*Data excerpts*
#####

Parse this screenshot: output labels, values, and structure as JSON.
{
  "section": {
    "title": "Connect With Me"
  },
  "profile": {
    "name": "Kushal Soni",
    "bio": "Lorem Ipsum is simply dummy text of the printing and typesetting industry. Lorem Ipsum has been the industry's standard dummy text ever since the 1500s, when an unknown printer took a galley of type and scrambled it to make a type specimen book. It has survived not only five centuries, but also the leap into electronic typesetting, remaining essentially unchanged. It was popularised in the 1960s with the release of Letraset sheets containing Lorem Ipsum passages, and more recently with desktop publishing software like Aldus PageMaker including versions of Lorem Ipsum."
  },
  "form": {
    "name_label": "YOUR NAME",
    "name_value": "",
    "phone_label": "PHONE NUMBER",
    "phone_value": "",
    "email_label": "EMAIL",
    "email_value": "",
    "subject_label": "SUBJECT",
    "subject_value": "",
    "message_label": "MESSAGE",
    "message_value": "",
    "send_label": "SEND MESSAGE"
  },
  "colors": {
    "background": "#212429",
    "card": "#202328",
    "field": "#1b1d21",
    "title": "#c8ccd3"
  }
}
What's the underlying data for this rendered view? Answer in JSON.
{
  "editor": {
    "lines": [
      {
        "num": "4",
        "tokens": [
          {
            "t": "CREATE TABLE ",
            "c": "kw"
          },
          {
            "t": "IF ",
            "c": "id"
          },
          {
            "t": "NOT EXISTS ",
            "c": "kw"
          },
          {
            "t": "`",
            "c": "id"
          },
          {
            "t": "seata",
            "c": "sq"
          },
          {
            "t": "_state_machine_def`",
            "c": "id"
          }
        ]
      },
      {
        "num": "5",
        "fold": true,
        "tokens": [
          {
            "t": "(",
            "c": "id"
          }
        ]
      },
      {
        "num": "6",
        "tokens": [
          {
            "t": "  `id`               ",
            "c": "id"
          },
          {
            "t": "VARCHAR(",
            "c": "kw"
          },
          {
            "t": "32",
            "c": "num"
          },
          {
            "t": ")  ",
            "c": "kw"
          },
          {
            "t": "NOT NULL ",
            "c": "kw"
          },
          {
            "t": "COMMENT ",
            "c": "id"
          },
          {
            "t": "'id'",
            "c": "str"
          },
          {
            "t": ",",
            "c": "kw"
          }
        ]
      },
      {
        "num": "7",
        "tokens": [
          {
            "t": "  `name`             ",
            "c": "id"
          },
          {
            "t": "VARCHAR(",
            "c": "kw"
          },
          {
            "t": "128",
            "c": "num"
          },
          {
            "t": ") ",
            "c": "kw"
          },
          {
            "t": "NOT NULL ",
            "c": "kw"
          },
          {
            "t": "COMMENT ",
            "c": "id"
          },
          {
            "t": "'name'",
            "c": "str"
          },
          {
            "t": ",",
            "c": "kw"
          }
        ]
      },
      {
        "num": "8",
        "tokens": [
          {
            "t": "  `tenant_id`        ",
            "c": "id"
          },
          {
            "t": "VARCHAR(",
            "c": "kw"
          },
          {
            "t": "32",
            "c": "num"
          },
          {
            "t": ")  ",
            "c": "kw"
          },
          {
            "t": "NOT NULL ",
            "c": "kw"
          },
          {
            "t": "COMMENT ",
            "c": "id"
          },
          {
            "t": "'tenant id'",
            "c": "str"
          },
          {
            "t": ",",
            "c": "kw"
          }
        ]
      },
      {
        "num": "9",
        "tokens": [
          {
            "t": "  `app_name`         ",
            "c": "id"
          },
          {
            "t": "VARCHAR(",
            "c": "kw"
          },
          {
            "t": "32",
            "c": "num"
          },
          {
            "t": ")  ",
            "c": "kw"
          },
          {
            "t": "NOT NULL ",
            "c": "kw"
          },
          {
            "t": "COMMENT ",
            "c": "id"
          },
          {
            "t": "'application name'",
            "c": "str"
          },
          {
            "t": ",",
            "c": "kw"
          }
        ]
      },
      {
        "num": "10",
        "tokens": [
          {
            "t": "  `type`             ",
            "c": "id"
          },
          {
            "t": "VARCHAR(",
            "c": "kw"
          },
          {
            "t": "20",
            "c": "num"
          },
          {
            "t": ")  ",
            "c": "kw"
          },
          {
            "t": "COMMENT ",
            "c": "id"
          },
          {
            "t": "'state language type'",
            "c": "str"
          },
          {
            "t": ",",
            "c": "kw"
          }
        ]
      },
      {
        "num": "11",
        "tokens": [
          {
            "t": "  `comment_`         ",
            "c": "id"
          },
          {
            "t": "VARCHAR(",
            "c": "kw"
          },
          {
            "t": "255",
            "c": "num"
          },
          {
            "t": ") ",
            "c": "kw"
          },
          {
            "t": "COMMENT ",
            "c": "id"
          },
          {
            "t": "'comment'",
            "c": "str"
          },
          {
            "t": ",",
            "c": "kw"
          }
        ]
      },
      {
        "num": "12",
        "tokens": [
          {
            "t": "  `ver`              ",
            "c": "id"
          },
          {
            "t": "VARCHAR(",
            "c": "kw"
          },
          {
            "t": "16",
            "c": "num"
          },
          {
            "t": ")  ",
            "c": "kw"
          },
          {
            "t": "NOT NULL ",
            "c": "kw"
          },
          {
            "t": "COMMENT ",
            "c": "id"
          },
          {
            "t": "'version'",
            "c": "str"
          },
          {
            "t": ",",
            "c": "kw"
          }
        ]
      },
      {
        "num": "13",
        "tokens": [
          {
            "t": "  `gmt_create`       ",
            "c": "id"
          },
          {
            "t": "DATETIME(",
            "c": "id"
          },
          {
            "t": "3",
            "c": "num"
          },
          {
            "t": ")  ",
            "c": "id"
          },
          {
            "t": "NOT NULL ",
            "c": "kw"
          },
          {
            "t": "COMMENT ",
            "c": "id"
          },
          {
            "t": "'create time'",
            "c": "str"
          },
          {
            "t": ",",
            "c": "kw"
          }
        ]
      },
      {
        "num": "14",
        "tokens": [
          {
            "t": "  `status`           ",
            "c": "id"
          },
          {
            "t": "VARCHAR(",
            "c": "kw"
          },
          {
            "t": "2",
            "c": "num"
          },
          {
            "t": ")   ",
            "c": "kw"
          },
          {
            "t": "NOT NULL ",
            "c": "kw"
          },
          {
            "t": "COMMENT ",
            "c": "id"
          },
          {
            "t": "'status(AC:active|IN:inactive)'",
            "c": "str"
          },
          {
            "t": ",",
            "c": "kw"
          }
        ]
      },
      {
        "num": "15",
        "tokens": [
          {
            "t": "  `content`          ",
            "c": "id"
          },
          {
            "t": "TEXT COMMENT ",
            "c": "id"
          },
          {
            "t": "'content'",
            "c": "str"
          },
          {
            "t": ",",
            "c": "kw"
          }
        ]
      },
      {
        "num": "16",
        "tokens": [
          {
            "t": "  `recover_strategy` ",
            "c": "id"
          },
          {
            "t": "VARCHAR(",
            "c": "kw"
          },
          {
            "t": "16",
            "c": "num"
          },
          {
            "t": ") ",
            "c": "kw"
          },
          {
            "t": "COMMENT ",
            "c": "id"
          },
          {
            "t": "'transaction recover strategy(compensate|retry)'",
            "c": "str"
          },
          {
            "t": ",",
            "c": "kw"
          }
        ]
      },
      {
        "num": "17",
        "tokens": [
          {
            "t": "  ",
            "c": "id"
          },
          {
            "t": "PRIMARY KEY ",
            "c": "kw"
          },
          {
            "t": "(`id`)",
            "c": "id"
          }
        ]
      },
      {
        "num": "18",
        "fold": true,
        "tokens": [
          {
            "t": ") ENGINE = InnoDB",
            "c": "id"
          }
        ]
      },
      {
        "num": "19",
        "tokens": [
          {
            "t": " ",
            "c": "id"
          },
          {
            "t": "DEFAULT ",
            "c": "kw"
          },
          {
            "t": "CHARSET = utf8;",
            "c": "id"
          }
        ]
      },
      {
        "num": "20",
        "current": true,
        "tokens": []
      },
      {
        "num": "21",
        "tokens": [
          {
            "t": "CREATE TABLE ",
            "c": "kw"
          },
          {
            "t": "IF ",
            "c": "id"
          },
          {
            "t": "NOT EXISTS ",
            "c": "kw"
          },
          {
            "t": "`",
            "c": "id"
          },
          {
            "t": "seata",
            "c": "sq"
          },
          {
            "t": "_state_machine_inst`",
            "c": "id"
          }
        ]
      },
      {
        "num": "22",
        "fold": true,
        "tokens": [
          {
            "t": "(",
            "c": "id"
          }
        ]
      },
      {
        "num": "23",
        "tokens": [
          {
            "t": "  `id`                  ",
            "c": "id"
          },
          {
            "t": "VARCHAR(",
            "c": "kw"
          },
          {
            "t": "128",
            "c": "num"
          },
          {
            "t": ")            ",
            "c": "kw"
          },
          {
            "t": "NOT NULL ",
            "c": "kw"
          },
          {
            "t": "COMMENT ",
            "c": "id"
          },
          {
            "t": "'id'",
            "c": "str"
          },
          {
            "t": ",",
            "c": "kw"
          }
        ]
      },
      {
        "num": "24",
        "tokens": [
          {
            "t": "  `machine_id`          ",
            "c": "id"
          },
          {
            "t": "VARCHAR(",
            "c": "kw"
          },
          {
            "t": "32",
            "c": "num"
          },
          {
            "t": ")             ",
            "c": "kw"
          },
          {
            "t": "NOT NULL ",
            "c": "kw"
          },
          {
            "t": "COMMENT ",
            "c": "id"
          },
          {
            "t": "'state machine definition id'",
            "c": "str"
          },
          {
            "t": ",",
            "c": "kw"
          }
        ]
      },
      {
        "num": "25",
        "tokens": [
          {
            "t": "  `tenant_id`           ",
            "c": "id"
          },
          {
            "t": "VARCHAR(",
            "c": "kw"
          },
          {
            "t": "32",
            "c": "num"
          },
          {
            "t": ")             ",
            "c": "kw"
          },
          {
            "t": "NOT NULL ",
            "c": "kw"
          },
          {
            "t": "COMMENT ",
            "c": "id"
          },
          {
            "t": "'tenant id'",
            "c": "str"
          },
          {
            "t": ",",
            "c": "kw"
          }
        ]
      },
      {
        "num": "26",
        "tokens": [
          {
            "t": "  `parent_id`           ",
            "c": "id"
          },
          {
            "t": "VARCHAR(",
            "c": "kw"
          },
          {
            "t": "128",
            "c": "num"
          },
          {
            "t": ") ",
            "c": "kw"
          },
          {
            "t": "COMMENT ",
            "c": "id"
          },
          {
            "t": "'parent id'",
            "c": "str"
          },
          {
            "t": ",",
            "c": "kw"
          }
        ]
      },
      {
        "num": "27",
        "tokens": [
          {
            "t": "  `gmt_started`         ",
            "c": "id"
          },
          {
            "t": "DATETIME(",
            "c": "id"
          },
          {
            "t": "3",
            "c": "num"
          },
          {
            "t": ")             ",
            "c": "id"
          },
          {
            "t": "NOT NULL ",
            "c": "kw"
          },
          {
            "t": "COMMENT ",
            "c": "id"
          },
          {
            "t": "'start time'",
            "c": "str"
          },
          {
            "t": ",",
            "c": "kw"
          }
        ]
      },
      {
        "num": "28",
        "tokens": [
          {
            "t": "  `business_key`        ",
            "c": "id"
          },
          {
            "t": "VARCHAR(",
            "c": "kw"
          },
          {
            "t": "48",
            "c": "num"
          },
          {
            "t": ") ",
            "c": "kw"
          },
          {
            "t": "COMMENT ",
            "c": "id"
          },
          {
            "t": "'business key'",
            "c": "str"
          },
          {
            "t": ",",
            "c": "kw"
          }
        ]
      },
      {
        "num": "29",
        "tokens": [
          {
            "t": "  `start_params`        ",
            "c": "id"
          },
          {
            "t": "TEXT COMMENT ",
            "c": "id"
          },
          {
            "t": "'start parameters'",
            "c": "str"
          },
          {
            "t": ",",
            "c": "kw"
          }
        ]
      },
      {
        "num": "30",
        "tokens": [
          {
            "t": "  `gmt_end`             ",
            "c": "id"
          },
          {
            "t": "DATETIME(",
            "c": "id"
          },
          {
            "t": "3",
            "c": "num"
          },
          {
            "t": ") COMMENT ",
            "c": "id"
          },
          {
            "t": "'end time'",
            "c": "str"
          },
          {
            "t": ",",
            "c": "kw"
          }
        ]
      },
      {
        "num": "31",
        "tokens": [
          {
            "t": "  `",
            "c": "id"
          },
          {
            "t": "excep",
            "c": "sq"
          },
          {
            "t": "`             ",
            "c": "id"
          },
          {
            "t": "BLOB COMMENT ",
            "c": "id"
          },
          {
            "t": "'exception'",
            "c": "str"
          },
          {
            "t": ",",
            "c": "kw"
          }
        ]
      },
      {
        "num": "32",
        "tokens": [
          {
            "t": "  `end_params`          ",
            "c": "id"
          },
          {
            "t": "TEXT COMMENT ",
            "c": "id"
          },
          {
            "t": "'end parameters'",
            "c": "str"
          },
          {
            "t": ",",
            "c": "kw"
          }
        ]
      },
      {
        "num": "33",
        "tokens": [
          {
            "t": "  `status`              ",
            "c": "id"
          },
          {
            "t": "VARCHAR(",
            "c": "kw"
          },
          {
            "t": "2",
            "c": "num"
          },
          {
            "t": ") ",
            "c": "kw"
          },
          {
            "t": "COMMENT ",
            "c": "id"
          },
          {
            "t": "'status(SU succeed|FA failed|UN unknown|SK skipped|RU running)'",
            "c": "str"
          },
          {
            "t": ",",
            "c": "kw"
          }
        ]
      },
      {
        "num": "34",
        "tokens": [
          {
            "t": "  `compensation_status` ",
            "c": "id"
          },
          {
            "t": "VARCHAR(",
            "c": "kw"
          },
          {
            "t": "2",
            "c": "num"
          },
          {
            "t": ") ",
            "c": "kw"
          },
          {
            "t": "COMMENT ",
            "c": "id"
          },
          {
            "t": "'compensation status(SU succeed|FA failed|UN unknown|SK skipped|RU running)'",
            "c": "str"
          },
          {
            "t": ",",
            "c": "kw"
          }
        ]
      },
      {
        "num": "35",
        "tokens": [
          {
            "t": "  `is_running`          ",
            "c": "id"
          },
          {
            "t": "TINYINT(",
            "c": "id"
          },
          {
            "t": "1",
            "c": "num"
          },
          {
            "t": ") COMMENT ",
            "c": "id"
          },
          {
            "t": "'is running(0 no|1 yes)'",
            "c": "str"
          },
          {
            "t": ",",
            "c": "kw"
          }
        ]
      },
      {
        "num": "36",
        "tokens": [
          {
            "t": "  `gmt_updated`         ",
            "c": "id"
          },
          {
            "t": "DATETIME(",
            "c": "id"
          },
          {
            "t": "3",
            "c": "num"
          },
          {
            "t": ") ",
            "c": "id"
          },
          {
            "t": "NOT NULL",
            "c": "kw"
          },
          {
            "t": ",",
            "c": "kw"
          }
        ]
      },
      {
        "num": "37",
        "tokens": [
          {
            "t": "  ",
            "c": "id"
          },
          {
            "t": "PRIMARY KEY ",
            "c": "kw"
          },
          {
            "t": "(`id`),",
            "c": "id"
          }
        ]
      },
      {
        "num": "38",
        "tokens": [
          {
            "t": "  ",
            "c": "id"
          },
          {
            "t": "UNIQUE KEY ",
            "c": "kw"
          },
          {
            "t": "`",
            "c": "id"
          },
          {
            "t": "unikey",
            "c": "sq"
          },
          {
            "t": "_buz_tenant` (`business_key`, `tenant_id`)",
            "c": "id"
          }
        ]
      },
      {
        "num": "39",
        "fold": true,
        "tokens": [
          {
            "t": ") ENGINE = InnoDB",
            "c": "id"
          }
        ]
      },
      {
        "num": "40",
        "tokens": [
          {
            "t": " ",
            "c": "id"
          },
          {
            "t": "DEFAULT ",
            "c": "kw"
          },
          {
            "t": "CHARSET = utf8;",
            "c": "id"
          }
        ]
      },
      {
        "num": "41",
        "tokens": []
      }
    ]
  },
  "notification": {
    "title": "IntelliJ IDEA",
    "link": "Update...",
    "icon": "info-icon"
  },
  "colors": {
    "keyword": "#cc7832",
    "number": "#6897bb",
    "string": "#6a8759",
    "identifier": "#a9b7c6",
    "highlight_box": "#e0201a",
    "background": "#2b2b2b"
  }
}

#####

*Task brief*
Copy each line of the preceding data that contains the string "type".

*The response*
    "bio": "Lorem Ipsum is simply dummy text of the printing and typesetting industry. Lorem Ipsum has been the industry's standard dummy text ever since the 1500s, when an unknown printer took a galley of type and scrambled it to make a type specimen book. It has survived not only five centuries, but also the leap into electronic typesetting, remaining essentially unchanged. It was popularised in the 1960s with the release of Letraset sheets containing Lorem Ipsum passages, and more recently with desktop publishing software like Aldus PageMaker including versions of Lorem Ipsum."
            "t": "  `type`             ",
            "t": "'state language type'",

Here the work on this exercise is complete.